| What the task asks |
Extract every line that contains the string "célok".

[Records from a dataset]
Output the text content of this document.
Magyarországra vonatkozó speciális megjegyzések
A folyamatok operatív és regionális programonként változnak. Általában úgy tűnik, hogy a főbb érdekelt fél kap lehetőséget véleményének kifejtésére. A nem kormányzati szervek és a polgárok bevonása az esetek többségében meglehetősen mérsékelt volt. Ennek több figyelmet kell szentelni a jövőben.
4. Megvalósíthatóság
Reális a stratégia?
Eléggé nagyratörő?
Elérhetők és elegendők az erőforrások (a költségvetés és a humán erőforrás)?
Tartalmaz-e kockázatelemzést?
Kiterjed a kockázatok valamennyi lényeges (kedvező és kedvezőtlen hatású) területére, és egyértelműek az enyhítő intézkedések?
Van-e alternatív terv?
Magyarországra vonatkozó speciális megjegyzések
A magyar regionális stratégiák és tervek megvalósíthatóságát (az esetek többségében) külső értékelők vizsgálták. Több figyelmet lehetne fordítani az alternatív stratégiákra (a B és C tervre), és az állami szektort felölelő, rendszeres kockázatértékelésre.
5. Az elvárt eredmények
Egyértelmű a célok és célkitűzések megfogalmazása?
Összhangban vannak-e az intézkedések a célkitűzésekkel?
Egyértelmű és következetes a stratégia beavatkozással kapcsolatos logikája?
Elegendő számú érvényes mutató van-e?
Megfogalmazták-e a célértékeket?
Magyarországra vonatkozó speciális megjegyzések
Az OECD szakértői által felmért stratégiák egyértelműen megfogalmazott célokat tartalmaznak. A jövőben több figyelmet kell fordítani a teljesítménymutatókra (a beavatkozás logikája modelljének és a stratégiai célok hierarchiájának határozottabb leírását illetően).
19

| Final result |
Egyértelmű a célok és célkitűzések megfogalmazása?
Az OECD szakértői által felmért stratégiák egyértelműen megfogalmazott célokat tartalmaznak. A jövőben több figyelmet kell fordítani a teljesítménymutatókra (a beavatkozás logikája modelljének és a stratégiai célok hierarchiájának határozottabb leírását illetően).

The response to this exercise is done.